WRITTEN EXERCISE: Select every line containing the word "ACUSATORIO" from the material, and copy those lines.

INPUT DATA:
- - -

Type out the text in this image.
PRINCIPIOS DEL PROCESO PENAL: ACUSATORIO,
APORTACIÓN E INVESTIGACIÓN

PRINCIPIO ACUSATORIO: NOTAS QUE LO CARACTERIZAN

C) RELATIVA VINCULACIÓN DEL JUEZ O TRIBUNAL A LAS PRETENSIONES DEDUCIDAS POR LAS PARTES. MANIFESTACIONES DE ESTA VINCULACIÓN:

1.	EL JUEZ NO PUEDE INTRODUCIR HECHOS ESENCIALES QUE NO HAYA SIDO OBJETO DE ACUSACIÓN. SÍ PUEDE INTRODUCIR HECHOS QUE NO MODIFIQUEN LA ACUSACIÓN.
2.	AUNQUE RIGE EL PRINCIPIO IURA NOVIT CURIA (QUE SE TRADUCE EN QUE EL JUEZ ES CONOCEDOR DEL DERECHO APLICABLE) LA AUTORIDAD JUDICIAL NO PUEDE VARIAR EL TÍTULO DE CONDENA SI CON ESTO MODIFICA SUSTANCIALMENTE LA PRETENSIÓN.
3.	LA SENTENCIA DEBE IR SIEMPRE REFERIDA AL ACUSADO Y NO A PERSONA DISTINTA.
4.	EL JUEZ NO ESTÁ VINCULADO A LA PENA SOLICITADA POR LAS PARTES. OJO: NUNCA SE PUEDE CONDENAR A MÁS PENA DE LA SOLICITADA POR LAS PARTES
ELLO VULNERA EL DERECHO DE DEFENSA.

- - -

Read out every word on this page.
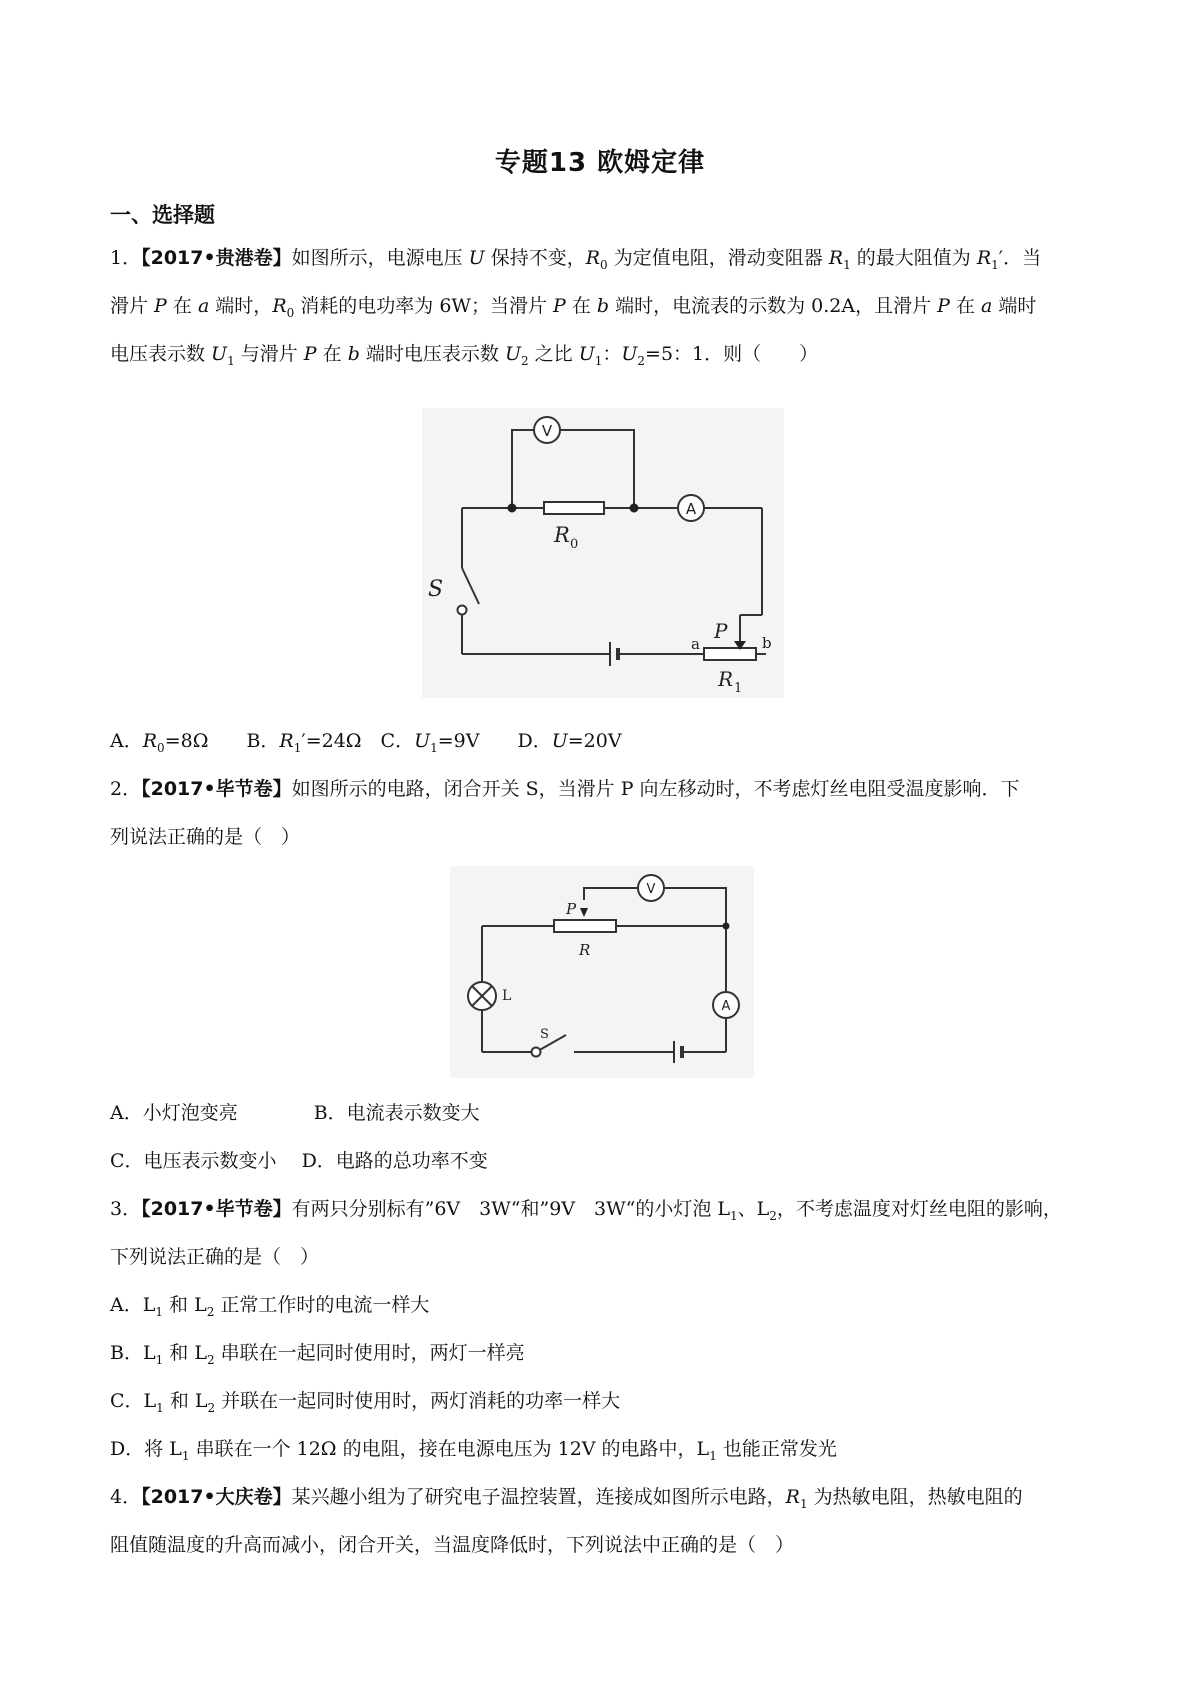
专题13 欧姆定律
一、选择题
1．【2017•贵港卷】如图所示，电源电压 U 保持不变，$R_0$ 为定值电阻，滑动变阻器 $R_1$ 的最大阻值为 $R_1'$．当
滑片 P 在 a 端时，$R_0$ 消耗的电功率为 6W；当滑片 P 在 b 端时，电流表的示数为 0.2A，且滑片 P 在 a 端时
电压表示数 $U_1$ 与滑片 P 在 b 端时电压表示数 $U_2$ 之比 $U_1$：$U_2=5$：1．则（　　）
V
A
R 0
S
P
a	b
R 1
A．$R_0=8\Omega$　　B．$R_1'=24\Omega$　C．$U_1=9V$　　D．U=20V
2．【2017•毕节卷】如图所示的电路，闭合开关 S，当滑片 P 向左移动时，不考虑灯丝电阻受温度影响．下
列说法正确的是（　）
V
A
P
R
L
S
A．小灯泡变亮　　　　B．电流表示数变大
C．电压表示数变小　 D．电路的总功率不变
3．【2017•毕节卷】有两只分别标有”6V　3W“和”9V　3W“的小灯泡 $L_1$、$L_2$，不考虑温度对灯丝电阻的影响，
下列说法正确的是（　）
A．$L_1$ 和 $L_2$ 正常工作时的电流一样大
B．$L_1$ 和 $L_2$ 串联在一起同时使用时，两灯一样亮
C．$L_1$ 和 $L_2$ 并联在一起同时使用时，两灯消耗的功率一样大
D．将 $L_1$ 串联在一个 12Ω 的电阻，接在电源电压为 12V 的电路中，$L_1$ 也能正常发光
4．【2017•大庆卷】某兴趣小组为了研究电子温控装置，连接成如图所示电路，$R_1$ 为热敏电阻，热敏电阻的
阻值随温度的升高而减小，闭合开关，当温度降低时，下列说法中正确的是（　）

- - -

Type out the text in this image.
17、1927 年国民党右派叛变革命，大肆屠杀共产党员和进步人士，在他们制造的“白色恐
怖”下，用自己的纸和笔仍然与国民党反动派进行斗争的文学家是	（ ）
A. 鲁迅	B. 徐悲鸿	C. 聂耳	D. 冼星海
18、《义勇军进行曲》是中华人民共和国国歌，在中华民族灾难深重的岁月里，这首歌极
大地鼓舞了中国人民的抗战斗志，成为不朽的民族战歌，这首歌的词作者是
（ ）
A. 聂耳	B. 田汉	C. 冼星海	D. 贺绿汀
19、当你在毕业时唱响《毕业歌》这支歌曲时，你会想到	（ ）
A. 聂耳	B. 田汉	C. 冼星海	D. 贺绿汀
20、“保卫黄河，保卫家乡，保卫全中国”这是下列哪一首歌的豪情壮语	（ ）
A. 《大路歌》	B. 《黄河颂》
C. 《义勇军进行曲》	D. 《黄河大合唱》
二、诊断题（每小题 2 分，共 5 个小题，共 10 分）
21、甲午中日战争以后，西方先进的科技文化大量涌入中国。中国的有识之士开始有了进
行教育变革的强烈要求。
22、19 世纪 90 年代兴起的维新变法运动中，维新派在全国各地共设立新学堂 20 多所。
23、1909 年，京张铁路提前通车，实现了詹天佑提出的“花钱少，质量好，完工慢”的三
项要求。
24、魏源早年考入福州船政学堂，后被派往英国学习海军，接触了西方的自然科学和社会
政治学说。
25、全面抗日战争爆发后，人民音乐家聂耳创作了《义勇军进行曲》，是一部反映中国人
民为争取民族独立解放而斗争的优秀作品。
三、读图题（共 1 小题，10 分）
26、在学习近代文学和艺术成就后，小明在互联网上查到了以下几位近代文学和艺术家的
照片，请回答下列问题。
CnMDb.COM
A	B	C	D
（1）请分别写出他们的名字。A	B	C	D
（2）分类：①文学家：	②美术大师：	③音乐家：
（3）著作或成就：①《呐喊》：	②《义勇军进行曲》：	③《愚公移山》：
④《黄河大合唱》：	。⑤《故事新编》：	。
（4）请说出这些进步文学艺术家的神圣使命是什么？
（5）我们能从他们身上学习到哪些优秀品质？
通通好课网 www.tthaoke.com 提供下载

- - -

PROBLEM SOLUTION:
PRINCIPIOS DEL PROCESO PENAL: ACUSATORIO,
PRINCIPIO ACUSATORIO: NOTAS QUE LO CARACTERIZAN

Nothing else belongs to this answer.